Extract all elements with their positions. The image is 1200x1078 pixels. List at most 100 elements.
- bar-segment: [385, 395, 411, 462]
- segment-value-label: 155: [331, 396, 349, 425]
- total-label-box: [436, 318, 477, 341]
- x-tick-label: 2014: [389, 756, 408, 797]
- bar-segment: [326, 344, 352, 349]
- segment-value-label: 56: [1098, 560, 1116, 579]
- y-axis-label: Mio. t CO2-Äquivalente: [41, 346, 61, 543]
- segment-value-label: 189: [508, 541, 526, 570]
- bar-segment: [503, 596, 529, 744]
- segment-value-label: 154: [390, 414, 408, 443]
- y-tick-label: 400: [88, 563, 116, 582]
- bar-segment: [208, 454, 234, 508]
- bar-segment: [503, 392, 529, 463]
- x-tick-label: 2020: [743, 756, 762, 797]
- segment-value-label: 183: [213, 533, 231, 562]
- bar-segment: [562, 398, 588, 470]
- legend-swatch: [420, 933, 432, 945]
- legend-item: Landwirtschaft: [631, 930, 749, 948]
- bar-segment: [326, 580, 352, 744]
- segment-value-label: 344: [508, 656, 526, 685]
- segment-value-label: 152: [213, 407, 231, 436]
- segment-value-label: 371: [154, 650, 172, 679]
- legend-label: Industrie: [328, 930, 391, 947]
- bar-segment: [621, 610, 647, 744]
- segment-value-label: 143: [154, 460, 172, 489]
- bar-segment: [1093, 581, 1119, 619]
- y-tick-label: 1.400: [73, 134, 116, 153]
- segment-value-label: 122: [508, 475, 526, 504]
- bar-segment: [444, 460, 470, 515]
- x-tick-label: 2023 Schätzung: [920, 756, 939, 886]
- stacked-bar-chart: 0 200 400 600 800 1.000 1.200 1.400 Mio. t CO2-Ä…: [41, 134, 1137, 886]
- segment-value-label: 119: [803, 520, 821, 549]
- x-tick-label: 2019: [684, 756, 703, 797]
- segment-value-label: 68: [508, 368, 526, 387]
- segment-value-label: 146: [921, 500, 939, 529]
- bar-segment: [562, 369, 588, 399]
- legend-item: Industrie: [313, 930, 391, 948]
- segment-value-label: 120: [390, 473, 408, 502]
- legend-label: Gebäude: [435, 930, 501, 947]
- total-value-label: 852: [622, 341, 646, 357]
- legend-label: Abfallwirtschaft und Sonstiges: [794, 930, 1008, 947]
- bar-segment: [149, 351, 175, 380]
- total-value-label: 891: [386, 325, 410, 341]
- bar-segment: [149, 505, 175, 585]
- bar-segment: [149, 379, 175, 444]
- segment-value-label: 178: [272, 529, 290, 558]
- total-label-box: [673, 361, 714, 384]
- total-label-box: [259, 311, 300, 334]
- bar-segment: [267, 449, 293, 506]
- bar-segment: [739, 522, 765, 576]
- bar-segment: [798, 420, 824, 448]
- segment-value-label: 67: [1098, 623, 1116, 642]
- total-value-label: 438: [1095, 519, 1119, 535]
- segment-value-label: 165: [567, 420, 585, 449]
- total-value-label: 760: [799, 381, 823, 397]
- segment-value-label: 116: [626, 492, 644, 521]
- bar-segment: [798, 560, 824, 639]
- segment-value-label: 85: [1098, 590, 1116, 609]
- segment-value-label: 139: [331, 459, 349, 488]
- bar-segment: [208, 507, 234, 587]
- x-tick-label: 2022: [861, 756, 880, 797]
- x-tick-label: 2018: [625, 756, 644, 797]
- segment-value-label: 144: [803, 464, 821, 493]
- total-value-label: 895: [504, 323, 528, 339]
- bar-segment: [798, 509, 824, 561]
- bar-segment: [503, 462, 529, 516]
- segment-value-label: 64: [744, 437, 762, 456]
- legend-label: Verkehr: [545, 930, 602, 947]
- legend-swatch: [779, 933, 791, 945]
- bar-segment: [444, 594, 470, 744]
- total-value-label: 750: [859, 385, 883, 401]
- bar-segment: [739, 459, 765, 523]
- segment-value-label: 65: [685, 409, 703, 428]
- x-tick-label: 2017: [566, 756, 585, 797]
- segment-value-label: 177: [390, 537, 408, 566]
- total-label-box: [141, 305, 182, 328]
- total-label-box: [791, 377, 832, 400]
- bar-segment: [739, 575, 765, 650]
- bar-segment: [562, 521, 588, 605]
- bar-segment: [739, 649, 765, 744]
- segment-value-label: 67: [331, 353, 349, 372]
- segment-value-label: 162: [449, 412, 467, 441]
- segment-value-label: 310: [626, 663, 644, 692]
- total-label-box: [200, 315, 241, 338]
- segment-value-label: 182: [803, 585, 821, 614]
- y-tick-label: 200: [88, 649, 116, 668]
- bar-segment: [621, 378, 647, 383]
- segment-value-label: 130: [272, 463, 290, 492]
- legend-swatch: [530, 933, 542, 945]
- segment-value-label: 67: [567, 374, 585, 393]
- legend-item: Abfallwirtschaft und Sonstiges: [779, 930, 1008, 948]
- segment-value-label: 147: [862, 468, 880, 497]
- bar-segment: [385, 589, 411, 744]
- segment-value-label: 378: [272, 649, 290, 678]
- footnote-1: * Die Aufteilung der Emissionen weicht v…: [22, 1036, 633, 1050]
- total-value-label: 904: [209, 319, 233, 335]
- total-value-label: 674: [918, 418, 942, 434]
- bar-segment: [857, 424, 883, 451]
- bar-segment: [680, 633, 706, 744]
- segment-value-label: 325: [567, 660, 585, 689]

> Goal
Copy out every line of the entries above verbatim, changing nothing.

> Solution to this exercise
Extract all elements with their positions. The image is 1200x1078 pixels. List at most 100 elements.
- bar-segment: [385, 395, 411, 462]
- segment-value-label: 155: [331, 396, 349, 425]
- total-label-box: [436, 318, 477, 341]
- x-tick-label: 2014: [389, 756, 408, 797]
- bar-segment: [326, 344, 352, 349]
- segment-value-label: 56: [1098, 560, 1116, 579]
- y-axis-label: Mio. t CO2-Äquivalente: [41, 346, 61, 543]
- segment-value-label: 189: [508, 541, 526, 570]
- bar-segment: [503, 596, 529, 744]
- segment-value-label: 154: [390, 414, 408, 443]
- y-tick-label: 400: [88, 563, 116, 582]
- bar-segment: [208, 454, 234, 508]
- bar-segment: [503, 392, 529, 463]
- x-tick-label: 2020: [743, 756, 762, 797]
- segment-value-label: 183: [213, 533, 231, 562]
- bar-segment: [562, 398, 588, 470]
- legend-swatch: [420, 933, 432, 945]
- legend-item: Landwirtschaft: [631, 930, 749, 948]
- bar-segment: [326, 580, 352, 744]
- segment-value-label: 344: [508, 656, 526, 685]
- segment-value-label: 152: [213, 407, 231, 436]
- segment-value-label: 371: [154, 650, 172, 679]
- legend-label: Industrie: [328, 930, 391, 947]
- bar-segment: [621, 610, 647, 744]
- segment-value-label: 143: [154, 460, 172, 489]
- bar-segment: [1093, 581, 1119, 619]
- y-tick-label: 1.400: [73, 134, 116, 153]
- segment-value-label: 122: [508, 475, 526, 504]
- bar-segment: [444, 460, 470, 515]
- x-tick-label: 2023 Schätzung: [920, 756, 939, 886]
- stacked-bar-chart: 0 200 400 600 800 1.000 1.200 1.400 Mio. t CO2-Ä…: [41, 134, 1137, 886]
- segment-value-label: 119: [803, 520, 821, 549]
- x-tick-label: 2019: [684, 756, 703, 797]
- segment-value-label: 68: [508, 368, 526, 387]
- segment-value-label: 146: [921, 500, 939, 529]
- bar-segment: [562, 369, 588, 399]
- legend-item: Industrie: [313, 930, 391, 948]
- segment-value-label: 120: [390, 473, 408, 502]
- legend-label: Gebäude: [435, 930, 501, 947]
- total-value-label: 852: [622, 341, 646, 357]
- legend-label: Abfallwirtschaft und Sonstiges: [794, 930, 1008, 947]
- bar-segment: [149, 351, 175, 380]
- total-value-label: 891: [386, 325, 410, 341]
- bar-segment: [149, 505, 175, 585]
- bar-segment: [149, 379, 175, 444]
- segment-value-label: 178: [272, 529, 290, 558]
- total-label-box: [673, 361, 714, 384]
- total-label-box: [259, 311, 300, 334]
- bar-segment: [267, 449, 293, 506]
- bar-segment: [739, 522, 765, 576]
- bar-segment: [798, 420, 824, 448]
- segment-value-label: 67: [1098, 623, 1116, 642]
- total-value-label: 438: [1095, 519, 1119, 535]
- segment-value-label: 165: [567, 420, 585, 449]
- total-value-label: 760: [799, 381, 823, 397]
- segment-value-label: 116: [626, 492, 644, 521]
- bar-segment: [798, 560, 824, 639]
- segment-value-label: 85: [1098, 590, 1116, 609]
- segment-value-label: 139: [331, 459, 349, 488]
- bar-segment: [208, 507, 234, 587]
- x-tick-label: 2022: [861, 756, 880, 797]
- x-tick-label: 2018: [625, 756, 644, 797]
- segment-value-label: 144: [803, 464, 821, 493]
- total-value-label: 895: [504, 323, 528, 339]
- bar-segment: [798, 509, 824, 561]
- bar-segment: [503, 462, 529, 516]
- segment-value-label: 64: [744, 437, 762, 456]
- legend-label: Verkehr: [545, 930, 602, 947]
- legend-swatch: [779, 933, 791, 945]
- bar-segment: [444, 594, 470, 744]
- total-value-label: 750: [859, 385, 883, 401]
- bar-segment: [739, 459, 765, 523]
- segment-value-label: 65: [685, 409, 703, 428]
- x-tick-label: 2017: [566, 756, 585, 797]
- segment-value-label: 177: [390, 537, 408, 566]
- total-label-box: [141, 305, 182, 328]
- total-label-box: [791, 377, 832, 400]
- bar-segment: [739, 575, 765, 650]
- bar-segment: [562, 521, 588, 605]
- bar-segment: [739, 649, 765, 744]
- segment-value-label: 67: [331, 353, 349, 372]
- segment-value-label: 162: [449, 412, 467, 441]
- segment-value-label: 310: [626, 663, 644, 692]
- total-label-box: [200, 315, 241, 338]
- segment-value-label: 182: [803, 585, 821, 614]
- y-tick-label: 200: [88, 649, 116, 668]
- bar-segment: [621, 378, 647, 383]
- segment-value-label: 130: [272, 463, 290, 492]
- legend-swatch: [530, 933, 542, 945]
- segment-value-label: 67: [567, 374, 585, 393]
- legend-item: Abfallwirtschaft und Sonstiges: [779, 930, 1008, 948]
- segment-value-label: 147: [862, 468, 880, 497]
- bar-segment: [385, 589, 411, 744]
- segment-value-label: 378: [272, 649, 290, 678]
- footnote-1: * Die Aufteilung der Emissionen weicht v…: [22, 1036, 633, 1050]
- total-value-label: 904: [209, 319, 233, 335]
- total-value-label: 674: [918, 418, 942, 434]
- bar-segment: [857, 424, 883, 451]
- bar-segment: [680, 633, 706, 744]
- segment-value-label: 325: [567, 660, 585, 689]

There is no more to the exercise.